Task description:
From the entries below, gather each line containing the word "Home".

Entries supplied:
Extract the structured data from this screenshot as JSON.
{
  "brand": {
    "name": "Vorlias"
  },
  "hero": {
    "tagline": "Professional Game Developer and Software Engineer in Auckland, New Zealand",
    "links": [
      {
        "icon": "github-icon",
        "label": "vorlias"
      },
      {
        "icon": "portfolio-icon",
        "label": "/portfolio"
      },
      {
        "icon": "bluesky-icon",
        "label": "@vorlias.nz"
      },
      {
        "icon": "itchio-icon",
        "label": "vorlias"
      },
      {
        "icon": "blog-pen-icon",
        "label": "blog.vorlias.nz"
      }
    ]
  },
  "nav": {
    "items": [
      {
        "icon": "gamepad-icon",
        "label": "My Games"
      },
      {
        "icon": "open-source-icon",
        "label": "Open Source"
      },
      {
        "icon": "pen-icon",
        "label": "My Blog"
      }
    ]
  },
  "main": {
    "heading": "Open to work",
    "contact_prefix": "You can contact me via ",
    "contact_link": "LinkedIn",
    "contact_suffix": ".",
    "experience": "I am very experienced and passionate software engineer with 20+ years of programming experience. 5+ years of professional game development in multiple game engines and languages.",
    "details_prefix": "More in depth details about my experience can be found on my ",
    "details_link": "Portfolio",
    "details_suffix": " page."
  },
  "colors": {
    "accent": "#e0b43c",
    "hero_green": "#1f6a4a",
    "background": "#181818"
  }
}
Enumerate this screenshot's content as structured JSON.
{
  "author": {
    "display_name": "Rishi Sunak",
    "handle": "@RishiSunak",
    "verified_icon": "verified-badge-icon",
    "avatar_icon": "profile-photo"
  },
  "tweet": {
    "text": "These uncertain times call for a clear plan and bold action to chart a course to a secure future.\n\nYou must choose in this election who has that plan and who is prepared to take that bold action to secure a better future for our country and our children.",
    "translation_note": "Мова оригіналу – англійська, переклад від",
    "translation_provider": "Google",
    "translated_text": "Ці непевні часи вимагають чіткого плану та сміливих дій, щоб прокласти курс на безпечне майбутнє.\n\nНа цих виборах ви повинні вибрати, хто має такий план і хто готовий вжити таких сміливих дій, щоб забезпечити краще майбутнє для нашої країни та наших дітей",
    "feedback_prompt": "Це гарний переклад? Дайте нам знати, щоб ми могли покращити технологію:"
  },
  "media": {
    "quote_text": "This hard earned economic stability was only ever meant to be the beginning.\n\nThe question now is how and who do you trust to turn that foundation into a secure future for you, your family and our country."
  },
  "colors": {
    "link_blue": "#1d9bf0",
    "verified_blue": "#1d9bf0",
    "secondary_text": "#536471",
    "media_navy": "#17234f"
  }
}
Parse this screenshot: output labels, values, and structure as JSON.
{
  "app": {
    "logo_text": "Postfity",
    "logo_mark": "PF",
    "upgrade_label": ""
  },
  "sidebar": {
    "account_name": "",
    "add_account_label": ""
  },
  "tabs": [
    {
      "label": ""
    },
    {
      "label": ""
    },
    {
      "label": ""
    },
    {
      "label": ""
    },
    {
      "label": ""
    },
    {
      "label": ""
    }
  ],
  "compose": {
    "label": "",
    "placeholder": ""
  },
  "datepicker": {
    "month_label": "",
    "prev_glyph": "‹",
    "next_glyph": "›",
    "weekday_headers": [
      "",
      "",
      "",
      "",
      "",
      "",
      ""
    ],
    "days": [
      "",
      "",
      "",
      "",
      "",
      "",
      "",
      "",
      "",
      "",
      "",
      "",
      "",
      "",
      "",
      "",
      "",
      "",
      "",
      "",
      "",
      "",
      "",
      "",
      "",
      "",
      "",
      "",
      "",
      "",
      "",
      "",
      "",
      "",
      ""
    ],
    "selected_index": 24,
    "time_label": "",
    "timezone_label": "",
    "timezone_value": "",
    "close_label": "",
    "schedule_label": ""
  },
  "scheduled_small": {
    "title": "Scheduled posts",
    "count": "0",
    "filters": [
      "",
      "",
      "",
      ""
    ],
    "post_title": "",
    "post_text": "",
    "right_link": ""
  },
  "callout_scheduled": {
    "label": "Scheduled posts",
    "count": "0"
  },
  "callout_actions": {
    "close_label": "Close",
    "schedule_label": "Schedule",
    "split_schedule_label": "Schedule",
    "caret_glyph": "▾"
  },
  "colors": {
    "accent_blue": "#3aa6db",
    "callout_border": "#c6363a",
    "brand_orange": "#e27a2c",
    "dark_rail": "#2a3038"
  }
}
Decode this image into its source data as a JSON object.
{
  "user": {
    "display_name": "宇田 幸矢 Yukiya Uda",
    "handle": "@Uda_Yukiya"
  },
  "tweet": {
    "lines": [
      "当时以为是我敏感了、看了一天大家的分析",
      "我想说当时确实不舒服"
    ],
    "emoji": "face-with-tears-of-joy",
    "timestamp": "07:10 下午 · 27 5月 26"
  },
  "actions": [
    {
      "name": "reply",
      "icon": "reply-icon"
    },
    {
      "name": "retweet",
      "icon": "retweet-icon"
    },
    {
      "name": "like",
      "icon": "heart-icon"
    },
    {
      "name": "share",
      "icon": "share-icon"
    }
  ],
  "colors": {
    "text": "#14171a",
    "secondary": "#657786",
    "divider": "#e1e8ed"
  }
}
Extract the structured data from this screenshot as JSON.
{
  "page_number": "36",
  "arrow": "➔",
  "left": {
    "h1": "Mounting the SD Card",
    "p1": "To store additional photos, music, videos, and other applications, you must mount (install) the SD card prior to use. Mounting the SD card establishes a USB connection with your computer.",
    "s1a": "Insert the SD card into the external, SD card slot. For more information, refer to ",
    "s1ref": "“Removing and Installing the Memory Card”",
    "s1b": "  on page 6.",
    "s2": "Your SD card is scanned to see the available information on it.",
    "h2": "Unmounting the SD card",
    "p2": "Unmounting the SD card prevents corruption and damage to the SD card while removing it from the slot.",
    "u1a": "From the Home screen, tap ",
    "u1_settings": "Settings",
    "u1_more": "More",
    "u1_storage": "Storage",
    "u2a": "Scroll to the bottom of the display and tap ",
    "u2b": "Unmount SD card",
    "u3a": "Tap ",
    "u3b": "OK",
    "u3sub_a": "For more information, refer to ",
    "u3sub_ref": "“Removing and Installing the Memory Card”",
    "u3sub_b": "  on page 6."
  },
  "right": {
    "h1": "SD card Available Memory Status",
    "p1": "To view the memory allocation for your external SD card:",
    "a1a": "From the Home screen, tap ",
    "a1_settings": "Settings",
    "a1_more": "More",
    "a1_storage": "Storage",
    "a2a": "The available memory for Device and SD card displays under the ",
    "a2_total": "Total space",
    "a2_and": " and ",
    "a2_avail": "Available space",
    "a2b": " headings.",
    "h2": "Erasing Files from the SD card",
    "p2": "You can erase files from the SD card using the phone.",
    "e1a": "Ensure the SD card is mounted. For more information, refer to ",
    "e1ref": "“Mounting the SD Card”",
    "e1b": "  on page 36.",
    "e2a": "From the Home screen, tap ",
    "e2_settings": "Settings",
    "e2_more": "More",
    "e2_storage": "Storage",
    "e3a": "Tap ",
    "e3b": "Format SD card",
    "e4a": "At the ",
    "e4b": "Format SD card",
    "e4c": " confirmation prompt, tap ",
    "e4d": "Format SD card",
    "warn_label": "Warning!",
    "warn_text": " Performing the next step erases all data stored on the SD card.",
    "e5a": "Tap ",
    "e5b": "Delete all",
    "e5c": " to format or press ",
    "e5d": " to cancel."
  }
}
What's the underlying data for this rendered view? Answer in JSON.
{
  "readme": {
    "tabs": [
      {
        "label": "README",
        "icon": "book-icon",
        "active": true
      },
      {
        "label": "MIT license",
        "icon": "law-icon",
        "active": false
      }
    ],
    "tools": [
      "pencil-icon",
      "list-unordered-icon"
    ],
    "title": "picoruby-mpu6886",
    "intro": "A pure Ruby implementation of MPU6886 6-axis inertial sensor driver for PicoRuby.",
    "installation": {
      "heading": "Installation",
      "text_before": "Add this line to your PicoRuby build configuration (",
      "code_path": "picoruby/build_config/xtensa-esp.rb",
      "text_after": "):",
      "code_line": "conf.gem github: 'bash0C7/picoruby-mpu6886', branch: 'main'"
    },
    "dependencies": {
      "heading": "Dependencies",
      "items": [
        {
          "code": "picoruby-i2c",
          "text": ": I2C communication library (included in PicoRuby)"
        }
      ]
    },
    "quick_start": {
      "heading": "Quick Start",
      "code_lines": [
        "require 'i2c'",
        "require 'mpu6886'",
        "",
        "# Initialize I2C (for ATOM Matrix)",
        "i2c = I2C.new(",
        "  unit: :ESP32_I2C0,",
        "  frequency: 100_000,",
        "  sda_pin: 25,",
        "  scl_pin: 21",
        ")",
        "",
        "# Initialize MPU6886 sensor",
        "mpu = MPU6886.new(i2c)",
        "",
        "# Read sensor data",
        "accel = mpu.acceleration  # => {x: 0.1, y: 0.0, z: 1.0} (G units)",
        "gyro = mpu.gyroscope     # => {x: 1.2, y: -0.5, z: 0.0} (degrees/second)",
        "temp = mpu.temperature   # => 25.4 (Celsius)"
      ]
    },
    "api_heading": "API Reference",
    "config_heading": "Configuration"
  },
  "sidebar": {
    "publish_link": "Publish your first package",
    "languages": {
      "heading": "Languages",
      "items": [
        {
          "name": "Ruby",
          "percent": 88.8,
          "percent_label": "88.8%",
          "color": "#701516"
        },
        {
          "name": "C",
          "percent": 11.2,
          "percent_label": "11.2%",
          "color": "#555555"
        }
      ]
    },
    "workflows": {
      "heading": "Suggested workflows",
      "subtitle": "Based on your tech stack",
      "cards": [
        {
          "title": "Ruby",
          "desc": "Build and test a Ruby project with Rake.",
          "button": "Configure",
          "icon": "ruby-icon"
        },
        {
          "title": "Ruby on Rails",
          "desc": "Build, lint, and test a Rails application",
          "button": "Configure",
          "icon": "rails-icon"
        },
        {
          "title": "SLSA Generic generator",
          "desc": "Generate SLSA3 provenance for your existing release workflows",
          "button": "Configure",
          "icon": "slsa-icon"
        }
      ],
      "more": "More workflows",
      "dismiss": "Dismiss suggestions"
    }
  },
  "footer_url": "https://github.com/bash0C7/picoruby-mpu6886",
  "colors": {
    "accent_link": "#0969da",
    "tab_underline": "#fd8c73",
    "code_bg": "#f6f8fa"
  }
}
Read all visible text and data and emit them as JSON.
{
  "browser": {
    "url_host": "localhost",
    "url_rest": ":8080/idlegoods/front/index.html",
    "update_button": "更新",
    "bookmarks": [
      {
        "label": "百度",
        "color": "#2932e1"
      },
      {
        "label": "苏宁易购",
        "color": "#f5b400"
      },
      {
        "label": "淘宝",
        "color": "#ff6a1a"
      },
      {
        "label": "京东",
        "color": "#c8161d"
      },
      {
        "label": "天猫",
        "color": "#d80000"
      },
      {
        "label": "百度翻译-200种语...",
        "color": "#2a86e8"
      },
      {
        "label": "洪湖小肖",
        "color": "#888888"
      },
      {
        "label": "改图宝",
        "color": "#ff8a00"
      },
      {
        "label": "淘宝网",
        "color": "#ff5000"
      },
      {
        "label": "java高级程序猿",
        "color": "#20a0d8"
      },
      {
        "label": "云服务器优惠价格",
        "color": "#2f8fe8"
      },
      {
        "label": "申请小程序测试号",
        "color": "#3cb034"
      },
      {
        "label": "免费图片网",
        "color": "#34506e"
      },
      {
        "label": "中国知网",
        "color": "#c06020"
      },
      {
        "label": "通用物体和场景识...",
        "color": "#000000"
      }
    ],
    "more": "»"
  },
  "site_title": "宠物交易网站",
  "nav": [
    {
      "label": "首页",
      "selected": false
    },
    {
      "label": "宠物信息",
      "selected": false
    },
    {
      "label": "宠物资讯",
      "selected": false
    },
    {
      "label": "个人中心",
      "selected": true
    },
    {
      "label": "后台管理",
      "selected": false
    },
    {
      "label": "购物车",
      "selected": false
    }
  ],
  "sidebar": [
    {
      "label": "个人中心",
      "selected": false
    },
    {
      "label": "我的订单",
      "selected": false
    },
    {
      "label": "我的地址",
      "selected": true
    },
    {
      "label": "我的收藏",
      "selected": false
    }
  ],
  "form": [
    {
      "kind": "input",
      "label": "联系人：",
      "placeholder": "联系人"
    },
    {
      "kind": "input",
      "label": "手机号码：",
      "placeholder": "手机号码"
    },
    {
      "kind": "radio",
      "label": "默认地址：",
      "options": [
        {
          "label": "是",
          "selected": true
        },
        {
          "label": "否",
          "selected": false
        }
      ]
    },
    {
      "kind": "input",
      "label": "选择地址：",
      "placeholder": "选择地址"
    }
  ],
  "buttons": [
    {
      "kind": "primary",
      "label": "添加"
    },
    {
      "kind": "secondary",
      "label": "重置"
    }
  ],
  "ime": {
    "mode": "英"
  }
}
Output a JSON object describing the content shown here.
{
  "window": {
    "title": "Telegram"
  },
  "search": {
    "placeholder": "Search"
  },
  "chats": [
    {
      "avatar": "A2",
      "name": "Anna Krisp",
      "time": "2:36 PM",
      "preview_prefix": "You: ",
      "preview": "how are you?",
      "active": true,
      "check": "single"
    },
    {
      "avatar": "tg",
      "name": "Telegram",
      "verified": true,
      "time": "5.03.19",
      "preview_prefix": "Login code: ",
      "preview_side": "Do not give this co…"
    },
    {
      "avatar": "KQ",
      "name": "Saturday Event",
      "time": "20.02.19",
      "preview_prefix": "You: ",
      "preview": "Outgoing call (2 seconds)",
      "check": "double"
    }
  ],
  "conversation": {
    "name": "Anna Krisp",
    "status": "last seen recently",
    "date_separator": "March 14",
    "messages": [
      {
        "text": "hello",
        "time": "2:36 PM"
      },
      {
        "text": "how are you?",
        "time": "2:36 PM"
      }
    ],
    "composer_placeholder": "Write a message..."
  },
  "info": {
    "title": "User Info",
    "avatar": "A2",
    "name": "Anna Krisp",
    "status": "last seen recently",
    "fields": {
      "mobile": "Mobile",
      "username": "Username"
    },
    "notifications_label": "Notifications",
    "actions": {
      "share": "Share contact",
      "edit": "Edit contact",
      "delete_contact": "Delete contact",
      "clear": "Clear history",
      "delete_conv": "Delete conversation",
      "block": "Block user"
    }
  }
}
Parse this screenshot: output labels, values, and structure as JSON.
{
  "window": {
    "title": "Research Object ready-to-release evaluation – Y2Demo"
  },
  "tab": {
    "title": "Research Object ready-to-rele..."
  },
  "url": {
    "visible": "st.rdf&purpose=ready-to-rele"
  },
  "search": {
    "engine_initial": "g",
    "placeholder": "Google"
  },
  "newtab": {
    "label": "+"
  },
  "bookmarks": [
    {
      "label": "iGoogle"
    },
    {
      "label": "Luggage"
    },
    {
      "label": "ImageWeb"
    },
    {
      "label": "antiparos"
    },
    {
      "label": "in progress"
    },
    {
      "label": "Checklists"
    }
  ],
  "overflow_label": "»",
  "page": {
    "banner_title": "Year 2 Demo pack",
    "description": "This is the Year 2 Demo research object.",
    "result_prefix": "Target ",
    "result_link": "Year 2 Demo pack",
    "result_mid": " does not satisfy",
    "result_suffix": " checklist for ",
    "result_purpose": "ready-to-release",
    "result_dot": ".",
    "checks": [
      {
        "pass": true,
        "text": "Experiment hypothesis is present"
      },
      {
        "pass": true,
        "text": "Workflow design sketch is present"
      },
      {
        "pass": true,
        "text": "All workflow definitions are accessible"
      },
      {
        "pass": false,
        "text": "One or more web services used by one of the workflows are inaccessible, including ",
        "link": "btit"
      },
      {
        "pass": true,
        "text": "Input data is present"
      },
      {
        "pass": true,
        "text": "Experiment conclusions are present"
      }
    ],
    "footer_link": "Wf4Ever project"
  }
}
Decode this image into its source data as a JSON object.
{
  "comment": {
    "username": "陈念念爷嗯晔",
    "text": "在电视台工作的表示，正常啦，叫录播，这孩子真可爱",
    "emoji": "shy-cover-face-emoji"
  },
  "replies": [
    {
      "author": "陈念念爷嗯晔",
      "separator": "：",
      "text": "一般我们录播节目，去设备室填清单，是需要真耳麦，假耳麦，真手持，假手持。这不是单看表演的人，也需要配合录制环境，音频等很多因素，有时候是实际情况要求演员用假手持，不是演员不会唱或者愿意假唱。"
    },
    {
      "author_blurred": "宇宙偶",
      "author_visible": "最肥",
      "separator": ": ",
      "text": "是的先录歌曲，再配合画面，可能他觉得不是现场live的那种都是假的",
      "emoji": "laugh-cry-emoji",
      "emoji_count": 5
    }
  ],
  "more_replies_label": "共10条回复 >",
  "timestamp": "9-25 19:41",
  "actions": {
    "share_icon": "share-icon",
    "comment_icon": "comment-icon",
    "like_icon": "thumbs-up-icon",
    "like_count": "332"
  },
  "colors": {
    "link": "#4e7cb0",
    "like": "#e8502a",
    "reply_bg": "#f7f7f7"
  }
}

Answer to the problem:
    "u1a": "From the Home screen, tap ",
    "a1a": "From the Home screen, tap ",
    "e2a": "From the Home screen, tap ",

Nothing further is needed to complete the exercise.